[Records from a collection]
((

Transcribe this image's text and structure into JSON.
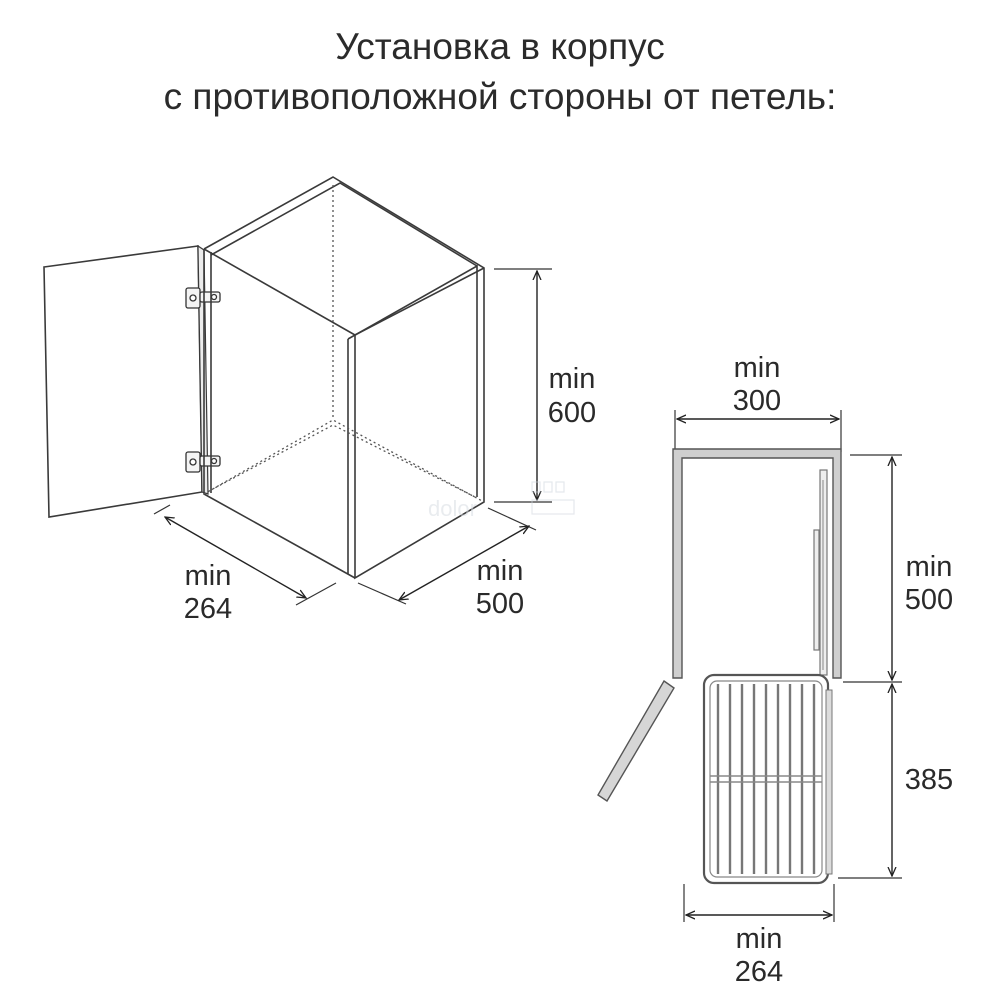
{
  "title": {
    "line1": "Установка в корпус",
    "line2": "с противоположной стороны от петель:"
  },
  "isometric": {
    "height_label": "min",
    "height_value": "600",
    "width_label": "min",
    "width_value": "264",
    "depth_label": "min",
    "depth_value": "500"
  },
  "plan": {
    "top_label": "min",
    "top_value": "300",
    "right_upper_label": "min",
    "right_upper_value": "500",
    "right_lower_value": "385",
    "bottom_label": "min",
    "bottom_value": "264"
  },
  "watermark": "dolor"
}
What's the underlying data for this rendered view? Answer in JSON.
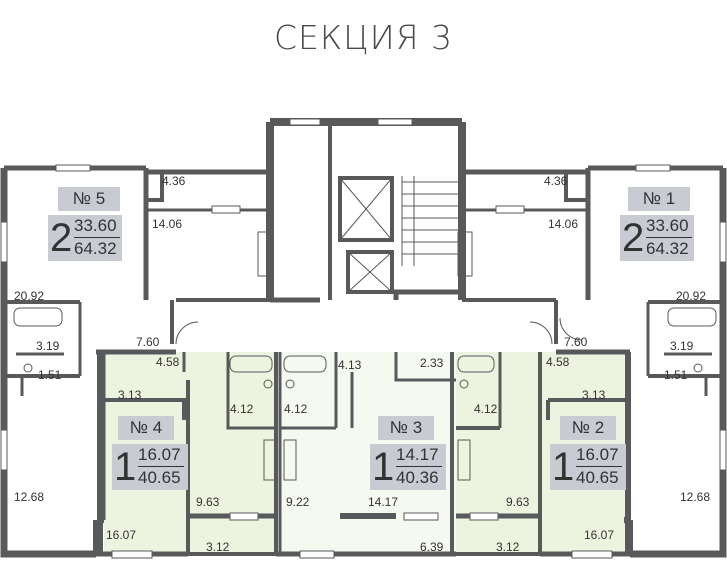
{
  "title": "СЕКЦИЯ 3",
  "colors": {
    "wall": "#58595b",
    "apartment_fill": "#eef3df",
    "apartment_fill_light": "#f6f9ef",
    "badge": "#c9cbd3"
  },
  "apartments": [
    {
      "number": "№ 5",
      "rooms": "2",
      "living": "33.60",
      "total": "64.32"
    },
    {
      "number": "№ 1",
      "rooms": "2",
      "living": "33.60",
      "total": "64.32"
    },
    {
      "number": "№ 4",
      "rooms": "1",
      "living": "16.07",
      "total": "40.65"
    },
    {
      "number": "№ 3",
      "rooms": "1",
      "living": "14.17",
      "total": "40.36"
    },
    {
      "number": "№ 2",
      "rooms": "1",
      "living": "16.07",
      "total": "40.65"
    }
  ],
  "rooms": {
    "l_kitchen": "4.36",
    "l_room": "14.06",
    "l_big": "20.92",
    "l_hall": "7.60",
    "l_bath": "3.19",
    "l_wc": "1.51",
    "l_lower": "12.68",
    "r_kitchen": "4.36",
    "r_room": "14.06",
    "r_big": "20.92",
    "r_hall": "7.60",
    "r_bath": "3.19",
    "r_wc": "1.51",
    "r_lower": "12.68",
    "a4_hall": "4.58",
    "a4_store": "3.13",
    "a4_bath": "4.12",
    "a4_kitchen": "9.63",
    "a4_room": "16.07",
    "a4_loggia": "3.12",
    "a3_bath": "4.12",
    "a3_hall": "4.13",
    "a3_store": "2.33",
    "a3_kitchen": "9.22",
    "a3_room": "14.17",
    "a3_loggia": "6.39",
    "a2_hall": "4.58",
    "a2_store": "3.13",
    "a2_bath": "4.12",
    "a2_kitchen": "9.63",
    "a2_room": "16.07",
    "a2_loggia": "3.12"
  }
}
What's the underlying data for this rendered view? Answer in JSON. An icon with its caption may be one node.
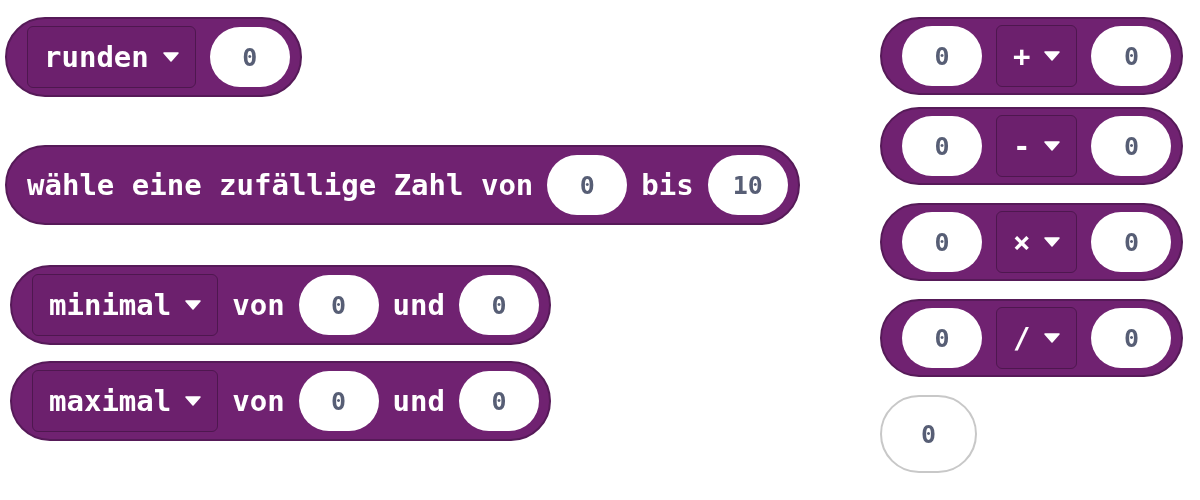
{
  "diagram": {
    "nodes": [
      {
        "text": [],
        "shape": "box"
      },
      {
        "text": [
          "runden"
        ],
        "in": 0
      },
      {
        "text": [
          "0"
        ],
        "in": 0
      },
      {
        "text": [
          "wähle eine zufällige Zahl von",
          "bis"
        ]
      },
      {
        "text": [
          "0"
        ],
        "in": 3
      },
      {
        "text": [
          "10"
        ],
        "in": 3
      },
      {
        "text": [
          "von",
          "und"
        ]
      },
      {
        "text": [
          "minimal"
        ],
        "in": 6
      },
      {
        "text": [
          "0"
        ],
        "in": 6
      },
      {
        "text": [
          "0"
        ],
        "in": 6
      },
      {
        "text": [
          "von",
          "und"
        ]
      },
      {
        "text": [
          "maximal"
        ],
        "in": 10
      },
      {
        "text": [
          "0"
        ],
        "in": 10
      },
      {
        "text": [
          "0"
        ],
        "in": 10
      },
      {
        "text": [],
        "shape": "box"
      },
      {
        "text": [
          "0"
        ],
        "in": 14
      },
      {
        "text": [
          "+"
        ],
        "in": 14
      },
      {
        "text": [
          "0"
        ],
        "in": 14
      },
      {
        "text": [],
        "shape": "box"
      },
      {
        "text": [
          "0"
        ],
        "in": 18
      },
      {
        "text": [
          "-"
        ],
        "in": 18
      },
      {
        "text": [
          "0"
        ],
        "in": 18
      },
      {
        "text": [],
        "shape": "box"
      },
      {
        "text": [
          "0"
        ],
        "in": 22
      },
      {
        "text": [
          "×"
        ],
        "in": 22
      },
      {
        "text": [
          "0"
        ],
        "in": 22
      },
      {
        "text": [],
        "shape": "box"
      },
      {
        "text": [
          "0"
        ],
        "in": 26
      },
      {
        "text": [
          "/"
        ],
        "in": 26
      },
      {
        "text": [
          "0"
        ],
        "in": 26
      },
      {
        "text": [
          "0"
        ]
      }
    ],
    "edges": []
  }
}
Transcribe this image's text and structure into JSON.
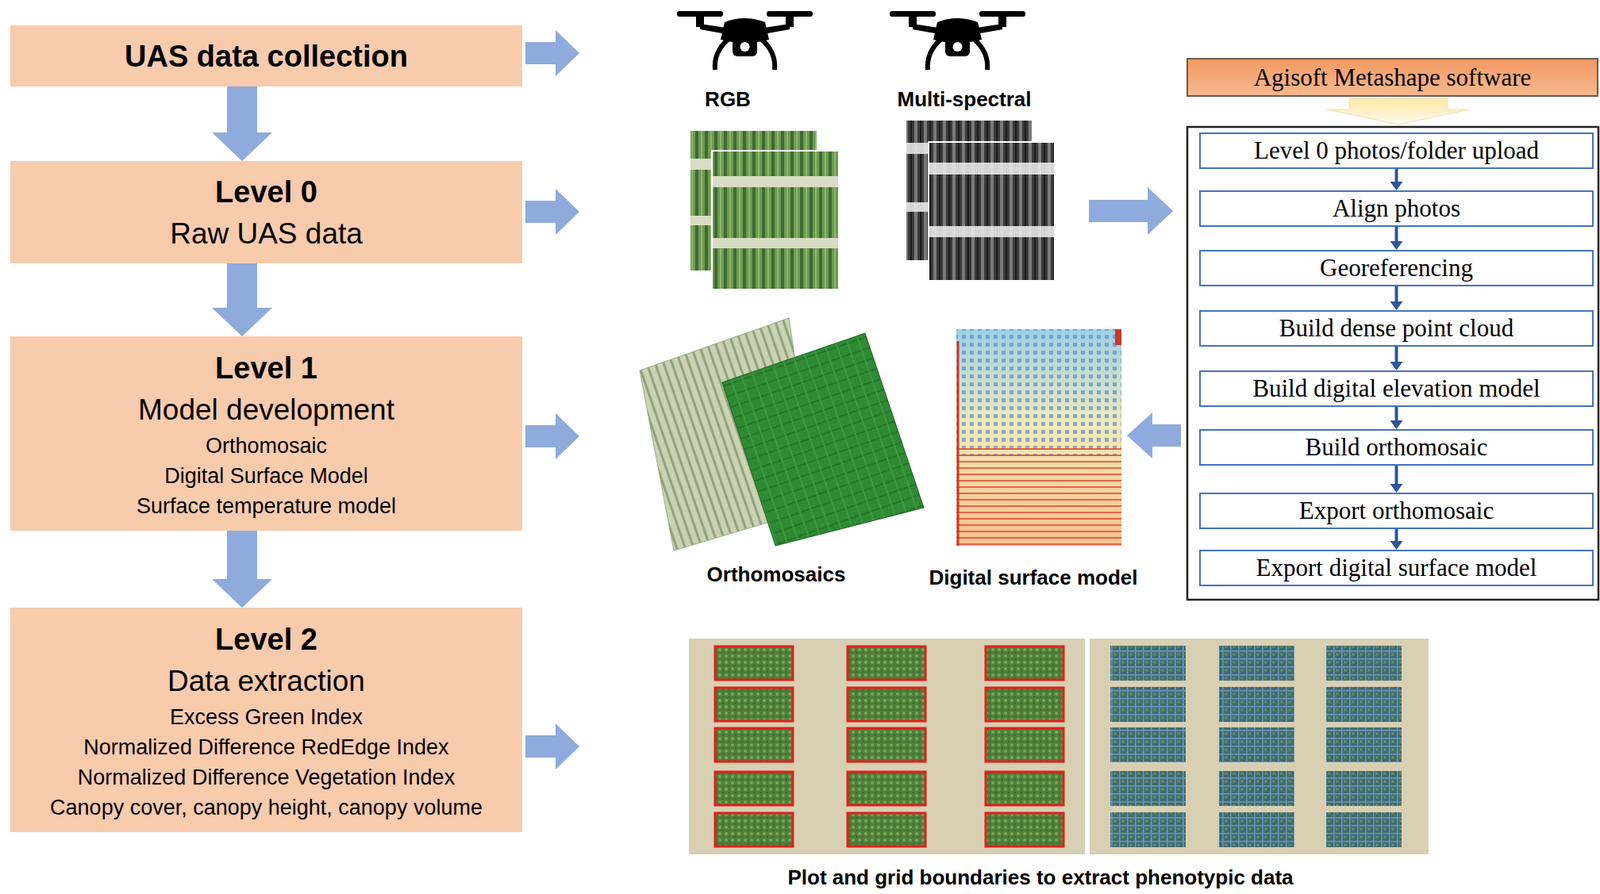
{
  "diagram": {
    "nodes": [
      {
        "text": [
          "UAS data collection"
        ]
      },
      {
        "text": [
          "Level 0",
          "Raw UAS data"
        ]
      },
      {
        "text": [
          "Level 1",
          "Model development",
          "Orthomosaic",
          "Digital Surface Model",
          "Surface temperature model"
        ]
      },
      {
        "text": [
          "Level 2",
          "Data extraction",
          "Excess Green Index",
          "Normalized Difference RedEdge Index",
          "Normalized Difference Vegetation Index",
          "Canopy cover, canopy height, canopy volume"
        ]
      },
      {
        "text": [
          "Agisoft Metashape software"
        ]
      },
      {
        "text": [
          "Level 0 photos/folder upload"
        ]
      },
      {
        "text": [
          "Align photos"
        ]
      },
      {
        "text": [
          "Georeferencing"
        ]
      },
      {
        "text": [
          "Build dense point cloud"
        ]
      },
      {
        "text": [
          "Build digital elevation model"
        ]
      },
      {
        "text": [
          "Build orthomosaic"
        ]
      },
      {
        "text": [
          "Export orthomosaic"
        ]
      },
      {
        "text": [
          "Export digital surface model"
        ]
      }
    ],
    "edges": [
      {
        "from": 0,
        "to": 1,
        "arrow": "to"
      },
      {
        "from": 1,
        "to": 2,
        "arrow": "to"
      },
      {
        "from": 2,
        "to": 3,
        "arrow": "to"
      },
      {
        "from": 5,
        "to": 6,
        "arrow": "to"
      },
      {
        "from": 6,
        "to": 7,
        "arrow": "to"
      },
      {
        "from": 7,
        "to": 8,
        "arrow": "to"
      },
      {
        "from": 8,
        "to": 9,
        "arrow": "to"
      },
      {
        "from": 9,
        "to": 10,
        "arrow": "to"
      },
      {
        "from": 10,
        "to": 11,
        "arrow": "to"
      },
      {
        "from": 11,
        "to": 12,
        "arrow": "to"
      }
    ],
    "labels": [
      "RGB",
      "Multi-spectral",
      "Orthomosaics",
      "Digital surface model",
      "Plot and grid boundaries to extract phenotypic data"
    ]
  }
}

))

- **WORK INSTRUCTIONS**
Check every line for "JSON" and show the ones that have it.

- **ANSWER BELOW**
Transcribe this image's text and structure into JSON.
What's the underlying data for this rendered view? Answer in JSON.
What's the underlying data for this rendered view? Answer in JSON. An icon with its caption may be one node.
Transcribe this image's text and structure into JSON.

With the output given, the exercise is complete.